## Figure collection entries

--*--

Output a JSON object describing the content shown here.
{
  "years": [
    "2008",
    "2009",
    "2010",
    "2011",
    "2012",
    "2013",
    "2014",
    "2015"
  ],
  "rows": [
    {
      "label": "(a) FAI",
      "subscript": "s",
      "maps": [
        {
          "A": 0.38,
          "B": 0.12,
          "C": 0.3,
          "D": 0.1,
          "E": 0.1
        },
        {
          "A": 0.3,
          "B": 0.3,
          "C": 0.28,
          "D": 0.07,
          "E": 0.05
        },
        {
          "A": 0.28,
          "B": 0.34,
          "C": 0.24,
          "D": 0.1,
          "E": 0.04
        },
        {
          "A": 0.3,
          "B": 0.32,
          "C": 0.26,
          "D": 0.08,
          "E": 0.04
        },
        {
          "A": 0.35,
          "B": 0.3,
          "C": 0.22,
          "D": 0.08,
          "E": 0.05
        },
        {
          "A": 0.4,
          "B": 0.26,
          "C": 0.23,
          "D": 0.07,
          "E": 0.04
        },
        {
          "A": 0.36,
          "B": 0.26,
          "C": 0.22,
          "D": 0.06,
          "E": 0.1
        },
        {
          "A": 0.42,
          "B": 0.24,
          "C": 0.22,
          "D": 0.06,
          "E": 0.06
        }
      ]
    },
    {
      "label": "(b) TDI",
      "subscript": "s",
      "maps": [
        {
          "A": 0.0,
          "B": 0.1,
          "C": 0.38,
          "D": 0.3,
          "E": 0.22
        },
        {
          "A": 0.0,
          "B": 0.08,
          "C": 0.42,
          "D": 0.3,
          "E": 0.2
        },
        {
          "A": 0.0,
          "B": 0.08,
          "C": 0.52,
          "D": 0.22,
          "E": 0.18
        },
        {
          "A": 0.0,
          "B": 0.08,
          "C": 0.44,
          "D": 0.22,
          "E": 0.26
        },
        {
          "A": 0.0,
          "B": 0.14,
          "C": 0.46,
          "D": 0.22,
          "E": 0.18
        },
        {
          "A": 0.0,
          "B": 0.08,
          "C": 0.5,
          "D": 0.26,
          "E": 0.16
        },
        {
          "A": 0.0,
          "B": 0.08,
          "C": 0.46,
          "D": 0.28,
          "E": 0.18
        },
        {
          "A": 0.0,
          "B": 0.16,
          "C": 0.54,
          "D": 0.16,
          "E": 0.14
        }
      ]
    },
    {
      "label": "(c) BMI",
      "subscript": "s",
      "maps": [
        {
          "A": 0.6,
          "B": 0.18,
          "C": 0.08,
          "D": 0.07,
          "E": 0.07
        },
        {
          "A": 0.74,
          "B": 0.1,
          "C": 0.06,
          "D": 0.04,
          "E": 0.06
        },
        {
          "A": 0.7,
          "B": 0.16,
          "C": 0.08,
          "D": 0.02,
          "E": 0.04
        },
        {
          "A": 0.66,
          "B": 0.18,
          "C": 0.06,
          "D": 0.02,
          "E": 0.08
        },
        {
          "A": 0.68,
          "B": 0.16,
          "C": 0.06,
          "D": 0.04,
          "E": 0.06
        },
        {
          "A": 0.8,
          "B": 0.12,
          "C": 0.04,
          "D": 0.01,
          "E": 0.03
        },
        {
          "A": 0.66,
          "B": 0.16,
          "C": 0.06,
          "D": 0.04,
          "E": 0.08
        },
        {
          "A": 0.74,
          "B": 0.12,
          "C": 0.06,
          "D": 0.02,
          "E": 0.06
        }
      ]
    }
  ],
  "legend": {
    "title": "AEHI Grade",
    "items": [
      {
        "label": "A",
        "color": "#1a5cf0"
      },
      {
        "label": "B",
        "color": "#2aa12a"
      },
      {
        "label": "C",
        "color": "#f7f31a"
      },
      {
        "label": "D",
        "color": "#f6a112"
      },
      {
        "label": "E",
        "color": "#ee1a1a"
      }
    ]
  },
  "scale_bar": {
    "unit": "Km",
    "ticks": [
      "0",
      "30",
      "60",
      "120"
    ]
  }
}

--*--

## Your instructions
Print the whole listing again, exactly.

## The reply
Output a JSON object describing the content shown here.
{
  "years": [
    "2008",
    "2009",
    "2010",
    "2011",
    "2012",
    "2013",
    "2014",
    "2015"
  ],
  "rows": [
    {
      "label": "(a) FAI",
      "subscript": "s",
      "maps": [
        {
          "A": 0.38,
          "B": 0.12,
          "C": 0.3,
          "D": 0.1,
          "E": 0.1
        },
        {
          "A": 0.3,
          "B": 0.3,
          "C": 0.28,
          "D": 0.07,
          "E": 0.05
        },
        {
          "A": 0.28,
          "B": 0.34,
          "C": 0.24,
          "D": 0.1,
          "E": 0.04
        },
        {
          "A": 0.3,
          "B": 0.32,
          "C": 0.26,
          "D": 0.08,
          "E": 0.04
        },
        {
          "A": 0.35,
          "B": 0.3,
          "C": 0.22,
          "D": 0.08,
          "E": 0.05
        },
        {
          "A": 0.4,
          "B": 0.26,
          "C": 0.23,
          "D": 0.07,
          "E": 0.04
        },
        {
          "A": 0.36,
          "B": 0.26,
          "C": 0.22,
          "D": 0.06,
          "E": 0.1
        },
        {
          "A": 0.42,
          "B": 0.24,
          "C": 0.22,
          "D": 0.06,
          "E": 0.06
        }
      ]
    },
    {
      "label": "(b) TDI",
      "subscript": "s",
      "maps": [
        {
          "A": 0.0,
          "B": 0.1,
          "C": 0.38,
          "D": 0.3,
          "E": 0.22
        },
        {
          "A": 0.0,
          "B": 0.08,
          "C": 0.42,
          "D": 0.3,
          "E": 0.2
        },
        {
          "A": 0.0,
          "B": 0.08,
          "C": 0.52,
          "D": 0.22,
          "E": 0.18
        },
        {
          "A": 0.0,
          "B": 0.08,
          "C": 0.44,
          "D": 0.22,
          "E": 0.26
        },
        {
          "A": 0.0,
          "B": 0.14,
          "C": 0.46,
          "D": 0.22,
          "E": 0.18
        },
        {
          "A": 0.0,
          "B": 0.08,
          "C": 0.5,
          "D": 0.26,
          "E": 0.16
        },
        {
          "A": 0.0,
          "B": 0.08,
          "C": 0.46,
          "D": 0.28,
          "E": 0.18
        },
        {
          "A": 0.0,
          "B": 0.16,
          "C": 0.54,
          "D": 0.16,
          "E": 0.14
        }
      ]
    },
    {
      "label": "(c) BMI",
      "subscript": "s",
      "maps": [
        {
          "A": 0.6,
          "B": 0.18,
          "C": 0.08,
          "D": 0.07,
          "E": 0.07
        },
        {
          "A": 0.74,
          "B": 0.1,
          "C": 0.06,
          "D": 0.04,
          "E": 0.06
        },
        {
          "A": 0.7,
          "B": 0.16,
          "C": 0.08,
          "D": 0.02,
          "E": 0.04
        },
        {
          "A": 0.66,
          "B": 0.18,
          "C": 0.06,
          "D": 0.02,
          "E": 0.08
        },
        {
          "A": 0.68,
          "B": 0.16,
          "C": 0.06,
          "D": 0.04,
          "E": 0.06
        },
        {
          "A": 0.8,
          "B": 0.12,
          "C": 0.04,
          "D": 0.01,
          "E": 0.03
        },
        {
          "A": 0.66,
          "B": 0.16,
          "C": 0.06,
          "D": 0.04,
          "E": 0.08
        },
        {
          "A": 0.74,
          "B": 0.12,
          "C": 0.06,
          "D": 0.02,
          "E": 0.06
        }
      ]
    }
  ],
  "legend": {
    "title": "AEHI Grade",
    "items": [
      {
        "label": "A",
        "color": "#1a5cf0"
      },
      {
        "label": "B",
        "color": "#2aa12a"
      },
      {
        "label": "C",
        "color": "#f7f31a"
      },
      {
        "label": "D",
        "color": "#f6a112"
      },
      {
        "label": "E",
        "color": "#ee1a1a"
      }
    ]
  },
  "scale_bar": {
    "unit": "Km",
    "ticks": [
      "0",
      "30",
      "60",
      "120"
    ]
  }
}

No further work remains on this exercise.